**Records:**
******

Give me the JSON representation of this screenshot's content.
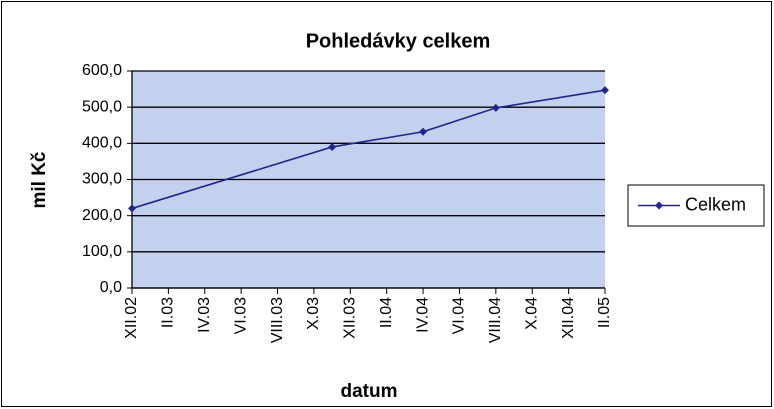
{
  "chart_data": {
    "type": "line",
    "title": "Pohledávky celkem",
    "x_label": "datum",
    "y_label": "mil Kč",
    "x": [
      "2002-12",
      "2003-11",
      "2004-04",
      "2004-08",
      "2005-02"
    ],
    "series": [
      {
        "name": "Celkem",
        "color": "#24248f",
        "values": [
          220,
          390,
          432,
          498,
          547
        ]
      }
    ],
    "xlim": [
      "2002-12",
      "2005-02"
    ],
    "xticks": [
      {
        "value": "2002-12",
        "label": "XII.02"
      },
      {
        "value": "2003-02",
        "label": "II.03"
      },
      {
        "value": "2003-04",
        "label": "IV.03"
      },
      {
        "value": "2003-06",
        "label": "VI.03"
      },
      {
        "value": "2003-08",
        "label": "VIII.03"
      },
      {
        "value": "2003-10",
        "label": "X.03"
      },
      {
        "value": "2003-12",
        "label": "XII.03"
      },
      {
        "value": "2004-02",
        "label": "II.04"
      },
      {
        "value": "2004-04",
        "label": "IV.04"
      },
      {
        "value": "2004-06",
        "label": "VI.04"
      },
      {
        "value": "2004-08",
        "label": "VIII.04"
      },
      {
        "value": "2004-10",
        "label": "X.04"
      },
      {
        "value": "2004-12",
        "label": "XII.04"
      },
      {
        "value": "2005-02",
        "label": "II.05"
      }
    ],
    "ylim": [
      0,
      600
    ],
    "yticks": [
      {
        "value": 0,
        "label": "0,0"
      },
      {
        "value": 100,
        "label": "100,0"
      },
      {
        "value": 200,
        "label": "200,0"
      },
      {
        "value": 300,
        "label": "300,0"
      },
      {
        "value": 400,
        "label": "400,0"
      },
      {
        "value": 500,
        "label": "500,0"
      },
      {
        "value": 600,
        "label": "600,0"
      }
    ],
    "grid": true,
    "plot_background": "#c3d1ef",
    "legend": "right"
  }
}
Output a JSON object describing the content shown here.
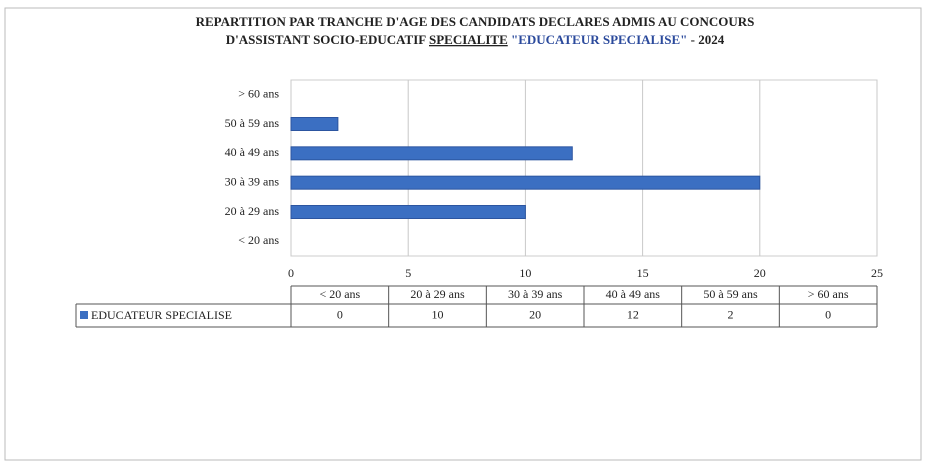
{
  "chart_data": {
    "type": "bar",
    "orientation": "horizontal",
    "title": [
      "REPARTITION  PAR TRANCHE D'AGE DES CANDIDATS DECLARES ADMIS AU CONCOURS",
      "D'ASSISTANT SOCIO-EDUCATIF",
      "SPECIALITE",
      "\"EDUCATEUR SPECIALISE\"",
      "- 2024"
    ],
    "categories": [
      "< 20 ans",
      "20 à 29 ans",
      "30 à 39 ans",
      "40 à 49 ans",
      "50 à 59 ans",
      "> 60 ans"
    ],
    "series": [
      {
        "name": "EDUCATEUR SPECIALISE",
        "color": "#3b6fc2",
        "values": [
          0,
          10,
          20,
          12,
          2,
          0
        ]
      }
    ],
    "xlim": [
      0,
      25
    ],
    "xticks": [
      0,
      5,
      10,
      15,
      20,
      25
    ],
    "grid": true
  }
}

******

**Description of the task:** Transcribe the entries above verbatim, omitting their pictures.

**Solution to this exercise:**
Give me the JSON representation of this screenshot's content.
{
  "chart_data": {
    "type": "line",
    "title": "Pohledávky celkem",
    "x_label": "datum",
    "y_label": "mil Kč",
    "x": [
      "2002-12",
      "2003-11",
      "2004-04",
      "2004-08",
      "2005-02"
    ],
    "series": [
      {
        "name": "Celkem",
        "color": "#24248f",
        "values": [
          220,
          390,
          432,
          498,
          547
        ]
      }
    ],
    "xlim": [
      "2002-12",
      "2005-02"
    ],
    "xticks": [
      {
        "value": "2002-12",
        "label": "XII.02"
      },
      {
        "value": "2003-02",
        "label": "II.03"
      },
      {
        "value": "2003-04",
        "label": "IV.03"
      },
      {
        "value": "2003-06",
        "label": "VI.03"
      },
      {
        "value": "2003-08",
        "label": "VIII.03"
      },
      {
        "value": "2003-10",
        "label": "X.03"
      },
      {
        "value": "2003-12",
        "label": "XII.03"
      },
      {
        "value": "2004-02",
        "label": "II.04"
      },
      {
        "value": "2004-04",
        "label": "IV.04"
      },
      {
        "value": "2004-06",
        "label": "VI.04"
      },
      {
        "value": "2004-08",
        "label": "VIII.04"
      },
      {
        "value": "2004-10",
        "label": "X.04"
      },
      {
        "value": "2004-12",
        "label": "XII.04"
      },
      {
        "value": "2005-02",
        "label": "II.05"
      }
    ],
    "ylim": [
      0,
      600
    ],
    "yticks": [
      {
        "value": 0,
        "label": "0,0"
      },
      {
        "value": 100,
        "label": "100,0"
      },
      {
        "value": 200,
        "label": "200,0"
      },
      {
        "value": 300,
        "label": "300,0"
      },
      {
        "value": 400,
        "label": "400,0"
      },
      {
        "value": 500,
        "label": "500,0"
      },
      {
        "value": 600,
        "label": "600,0"
      }
    ],
    "grid": true,
    "plot_background": "#c3d1ef",
    "legend": "right"
  }
}
Output a JSON object describing the content shown here.
{
  "chart_data": {
    "type": "bar",
    "orientation": "horizontal",
    "title": [
      "REPARTITION  PAR TRANCHE D'AGE DES CANDIDATS DECLARES ADMIS AU CONCOURS",
      "D'ASSISTANT SOCIO-EDUCATIF",
      "SPECIALITE",
      "\"EDUCATEUR SPECIALISE\"",
      "- 2024"
    ],
    "categories": [
      "< 20 ans",
      "20 à 29 ans",
      "30 à 39 ans",
      "40 à 49 ans",
      "50 à 59 ans",
      "> 60 ans"
    ],
    "series": [
      {
        "name": "EDUCATEUR SPECIALISE",
        "color": "#3b6fc2",
        "values": [
          0,
          10,
          20,
          12,
          2,
          0
        ]
      }
    ],
    "xlim": [
      0,
      25
    ],
    "xticks": [
      0,
      5,
      10,
      15,
      20,
      25
    ],
    "grid": true
  }
}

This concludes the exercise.